> [Material for this task]:
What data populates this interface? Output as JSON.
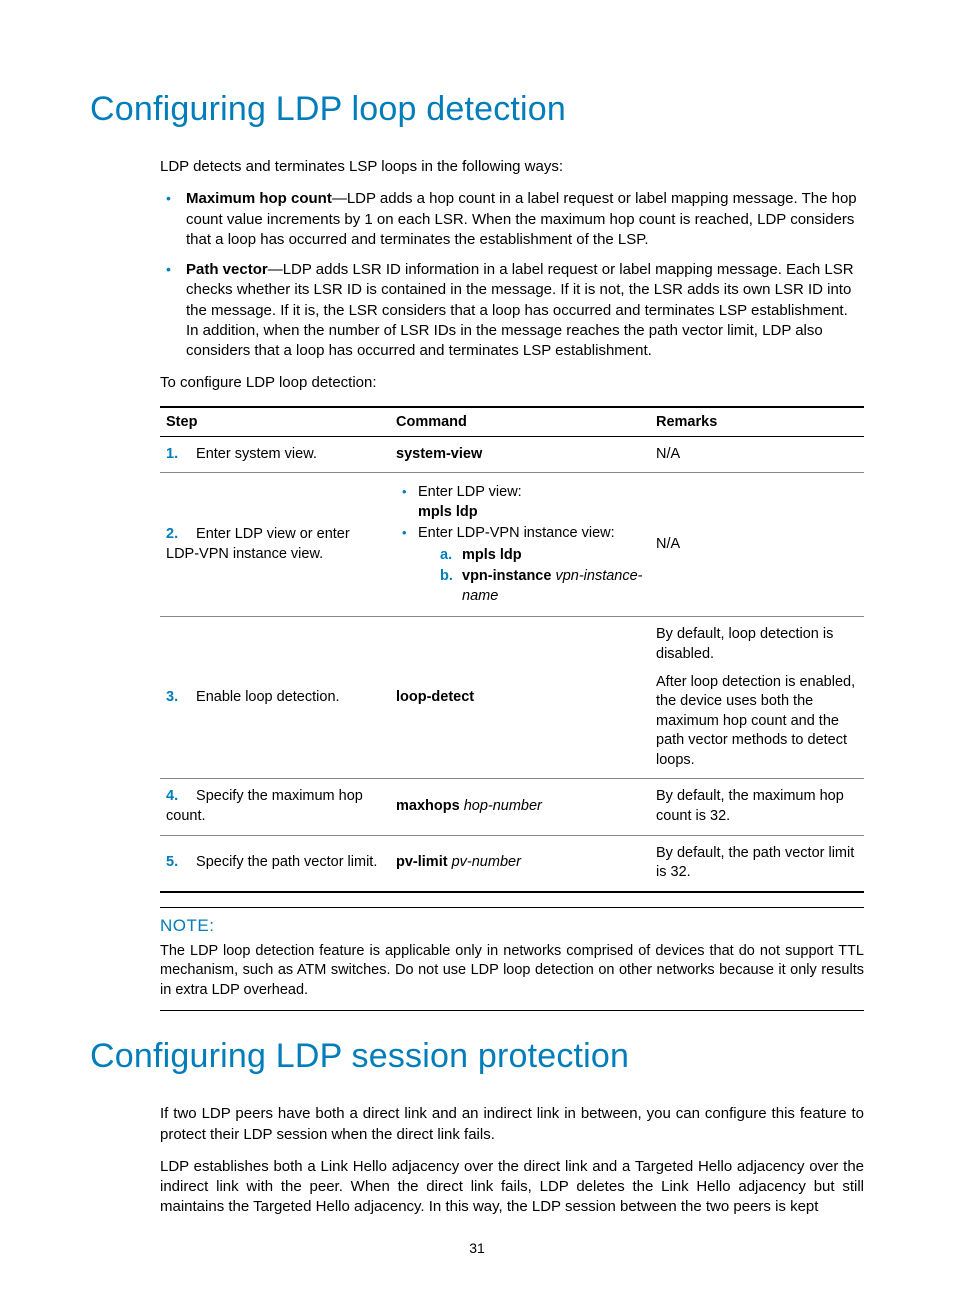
{
  "section1": {
    "title": "Configuring LDP loop detection",
    "intro": "LDP detects and terminates LSP loops in the following ways:",
    "bullets": [
      {
        "lead": "Maximum hop count",
        "text": "—LDP adds a hop count in a label request or label mapping message. The hop count value increments by 1 on each LSR. When the maximum hop count is reached, LDP considers that a loop has occurred and terminates the establishment of the LSP."
      },
      {
        "lead": "Path vector",
        "text": "—LDP adds LSR ID information in a label request or label mapping message. Each LSR checks whether its LSR ID is contained in the message. If it is not, the LSR adds its own LSR ID into the message. If it is, the LSR considers that a loop has occurred and terminates LSP establishment. In addition, when the number of LSR IDs in the message reaches the path vector limit, LDP also considers that a loop has occurred and terminates LSP establishment."
      }
    ],
    "pretable": "To configure LDP loop detection:"
  },
  "table": {
    "headers": {
      "step": "Step",
      "command": "Command",
      "remarks": "Remarks"
    },
    "rows": [
      {
        "n": "1.",
        "step": "Enter system view.",
        "cmd_simple": "system-view",
        "remarks_simple": "N/A"
      },
      {
        "n": "2.",
        "step": "Enter LDP view or enter LDP-VPN instance view.",
        "cmd_list": {
          "a_intro": "Enter LDP view:",
          "a_cmd": "mpls ldp",
          "b_intro": "Enter LDP-VPN instance view:",
          "b_sub_a": "mpls ldp",
          "b_sub_b_bold": "vpn-instance",
          "b_sub_b_ital": "vpn-instance-name"
        },
        "remarks_simple": "N/A"
      },
      {
        "n": "3.",
        "step": "Enable loop detection.",
        "cmd_simple": "loop-detect",
        "remarks_multi": {
          "p1": "By default, loop detection is disabled.",
          "p2": "After loop detection is enabled, the device uses both the maximum hop count and the path vector methods to detect loops."
        }
      },
      {
        "n": "4.",
        "step": "Specify the maximum hop count.",
        "cmd_bold": "maxhops",
        "cmd_ital": "hop-number",
        "remarks_simple": "By default, the maximum hop count is 32."
      },
      {
        "n": "5.",
        "step": "Specify the path vector limit.",
        "cmd_bold": "pv-limit",
        "cmd_ital": "pv-number",
        "remarks_simple": "By default, the path vector limit is 32."
      }
    ]
  },
  "note": {
    "title": "NOTE:",
    "text": "The LDP loop detection feature is applicable only in networks comprised of devices that do not support TTL mechanism, such as ATM switches. Do not use LDP loop detection on other networks because it only results in extra LDP overhead."
  },
  "section2": {
    "title": "Configuring LDP session protection",
    "p1": "If two LDP peers have both a direct link and an indirect link in between, you can configure this feature to protect their LDP session when the direct link fails.",
    "p2": "LDP establishes both a Link Hello adjacency over the direct link and a Targeted Hello adjacency over the indirect link with the peer. When the direct link fails, LDP deletes the Link Hello adjacency but still maintains the Targeted Hello adjacency. In this way, the LDP session between the two peers is kept"
  },
  "page_number": "31"
}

> [Exercise instructions]: Leave out every picture and copy the rest of the records exactly.

> [Worked answer]:
What data populates this interface? Output as JSON.
{
  "section1": {
    "title": "Configuring LDP loop detection",
    "intro": "LDP detects and terminates LSP loops in the following ways:",
    "bullets": [
      {
        "lead": "Maximum hop count",
        "text": "—LDP adds a hop count in a label request or label mapping message. The hop count value increments by 1 on each LSR. When the maximum hop count is reached, LDP considers that a loop has occurred and terminates the establishment of the LSP."
      },
      {
        "lead": "Path vector",
        "text": "—LDP adds LSR ID information in a label request or label mapping message. Each LSR checks whether its LSR ID is contained in the message. If it is not, the LSR adds its own LSR ID into the message. If it is, the LSR considers that a loop has occurred and terminates LSP establishment. In addition, when the number of LSR IDs in the message reaches the path vector limit, LDP also considers that a loop has occurred and terminates LSP establishment."
      }
    ],
    "pretable": "To configure LDP loop detection:"
  },
  "table": {
    "headers": {
      "step": "Step",
      "command": "Command",
      "remarks": "Remarks"
    },
    "rows": [
      {
        "n": "1.",
        "step": "Enter system view.",
        "cmd_simple": "system-view",
        "remarks_simple": "N/A"
      },
      {
        "n": "2.",
        "step": "Enter LDP view or enter LDP-VPN instance view.",
        "cmd_list": {
          "a_intro": "Enter LDP view:",
          "a_cmd": "mpls ldp",
          "b_intro": "Enter LDP-VPN instance view:",
          "b_sub_a": "mpls ldp",
          "b_sub_b_bold": "vpn-instance",
          "b_sub_b_ital": "vpn-instance-name"
        },
        "remarks_simple": "N/A"
      },
      {
        "n": "3.",
        "step": "Enable loop detection.",
        "cmd_simple": "loop-detect",
        "remarks_multi": {
          "p1": "By default, loop detection is disabled.",
          "p2": "After loop detection is enabled, the device uses both the maximum hop count and the path vector methods to detect loops."
        }
      },
      {
        "n": "4.",
        "step": "Specify the maximum hop count.",
        "cmd_bold": "maxhops",
        "cmd_ital": "hop-number",
        "remarks_simple": "By default, the maximum hop count is 32."
      },
      {
        "n": "5.",
        "step": "Specify the path vector limit.",
        "cmd_bold": "pv-limit",
        "cmd_ital": "pv-number",
        "remarks_simple": "By default, the path vector limit is 32."
      }
    ]
  },
  "note": {
    "title": "NOTE:",
    "text": "The LDP loop detection feature is applicable only in networks comprised of devices that do not support TTL mechanism, such as ATM switches. Do not use LDP loop detection on other networks because it only results in extra LDP overhead."
  },
  "section2": {
    "title": "Configuring LDP session protection",
    "p1": "If two LDP peers have both a direct link and an indirect link in between, you can configure this feature to protect their LDP session when the direct link fails.",
    "p2": "LDP establishes both a Link Hello adjacency over the direct link and a Targeted Hello adjacency over the indirect link with the peer. When the direct link fails, LDP deletes the Link Hello adjacency but still maintains the Targeted Hello adjacency. In this way, the LDP session between the two peers is kept"
  },
  "page_number": "31"
}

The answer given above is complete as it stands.